## Start Source records
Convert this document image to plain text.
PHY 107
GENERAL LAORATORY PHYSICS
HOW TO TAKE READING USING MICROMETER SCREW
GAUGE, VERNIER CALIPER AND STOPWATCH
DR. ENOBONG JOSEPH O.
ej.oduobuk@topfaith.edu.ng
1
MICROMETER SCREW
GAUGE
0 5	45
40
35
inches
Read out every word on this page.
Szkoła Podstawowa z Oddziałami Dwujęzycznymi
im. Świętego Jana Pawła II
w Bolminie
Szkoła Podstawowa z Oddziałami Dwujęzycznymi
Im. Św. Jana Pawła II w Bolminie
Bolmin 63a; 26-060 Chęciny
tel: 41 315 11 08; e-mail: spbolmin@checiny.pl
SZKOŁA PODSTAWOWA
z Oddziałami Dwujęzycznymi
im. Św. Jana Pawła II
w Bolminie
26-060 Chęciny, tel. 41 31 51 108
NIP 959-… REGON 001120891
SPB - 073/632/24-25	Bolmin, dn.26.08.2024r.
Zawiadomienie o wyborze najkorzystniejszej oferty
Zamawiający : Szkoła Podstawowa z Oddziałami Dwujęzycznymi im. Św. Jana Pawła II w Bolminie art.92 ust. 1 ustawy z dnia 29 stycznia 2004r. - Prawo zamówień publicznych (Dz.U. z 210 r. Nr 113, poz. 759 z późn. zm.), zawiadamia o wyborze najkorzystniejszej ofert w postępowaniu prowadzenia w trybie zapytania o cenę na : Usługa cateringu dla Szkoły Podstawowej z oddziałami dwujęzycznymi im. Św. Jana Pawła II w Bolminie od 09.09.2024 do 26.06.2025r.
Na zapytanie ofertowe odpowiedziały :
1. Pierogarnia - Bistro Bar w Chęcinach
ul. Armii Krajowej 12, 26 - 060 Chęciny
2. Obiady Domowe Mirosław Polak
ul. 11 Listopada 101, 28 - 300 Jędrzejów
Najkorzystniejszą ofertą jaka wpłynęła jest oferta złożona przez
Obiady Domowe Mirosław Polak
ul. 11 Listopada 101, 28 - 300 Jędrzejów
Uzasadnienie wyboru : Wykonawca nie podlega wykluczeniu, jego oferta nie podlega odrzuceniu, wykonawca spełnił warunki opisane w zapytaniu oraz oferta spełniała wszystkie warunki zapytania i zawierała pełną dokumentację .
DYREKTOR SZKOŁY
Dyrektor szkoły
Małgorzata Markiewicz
## End Source records
What you have to do: Reproduce all the data word for word.

Reply:
Convert this document image to plain text.
PHY 107
GENERAL LAORATORY PHYSICS
HOW TO TAKE READING USING MICROMETER SCREW
GAUGE, VERNIER CALIPER AND STOPWATCH
DR. ENOBONG JOSEPH O.
ej.oduobuk@topfaith.edu.ng
1
MICROMETER SCREW
GAUGE
0 5	45
40
35
inches
Read out every word on this page.
Szkoła Podstawowa z Oddziałami Dwujęzycznymi
im. Świętego Jana Pawła II
w Bolminie
Szkoła Podstawowa z Oddziałami Dwujęzycznymi
Im. Św. Jana Pawła II w Bolminie
Bolmin 63a; 26-060 Chęciny
tel: 41 315 11 08; e-mail: spbolmin@checiny.pl
SZKOŁA PODSTAWOWA
z Oddziałami Dwujęzycznymi
im. Św. Jana Pawła II
w Bolminie
26-060 Chęciny, tel. 41 31 51 108
NIP 959-… REGON 001120891
SPB - 073/632/24-25	Bolmin, dn.26.08.2024r.
Zawiadomienie o wyborze najkorzystniejszej oferty
Zamawiający : Szkoła Podstawowa z Oddziałami Dwujęzycznymi im. Św. Jana Pawła II w Bolminie art.92 ust. 1 ustawy z dnia 29 stycznia 2004r. - Prawo zamówień publicznych (Dz.U. z 210 r. Nr 113, poz. 759 z późn. zm.), zawiadamia o wyborze najkorzystniejszej ofert w postępowaniu prowadzenia w trybie zapytania o cenę na : Usługa cateringu dla Szkoły Podstawowej z oddziałami dwujęzycznymi im. Św. Jana Pawła II w Bolminie od 09.09.2024 do 26.06.2025r.
Na zapytanie ofertowe odpowiedziały :
1. Pierogarnia - Bistro Bar w Chęcinach
ul. Armii Krajowej 12, 26 - 060 Chęciny
2. Obiady Domowe Mirosław Polak
ul. 11 Listopada 101, 28 - 300 Jędrzejów
Najkorzystniejszą ofertą jaka wpłynęła jest oferta złożona przez
Obiady Domowe Mirosław Polak
ul. 11 Listopada 101, 28 - 300 Jędrzejów
Uzasadnienie wyboru : Wykonawca nie podlega wykluczeniu, jego oferta nie podlega odrzuceniu, wykonawca spełnił warunki opisane w zapytaniu oraz oferta spełniała wszystkie warunki zapytania i zawierała pełną dokumentację .
DYREKTOR SZKOŁY
Dyrektor szkoły
Małgorzata Markiewicz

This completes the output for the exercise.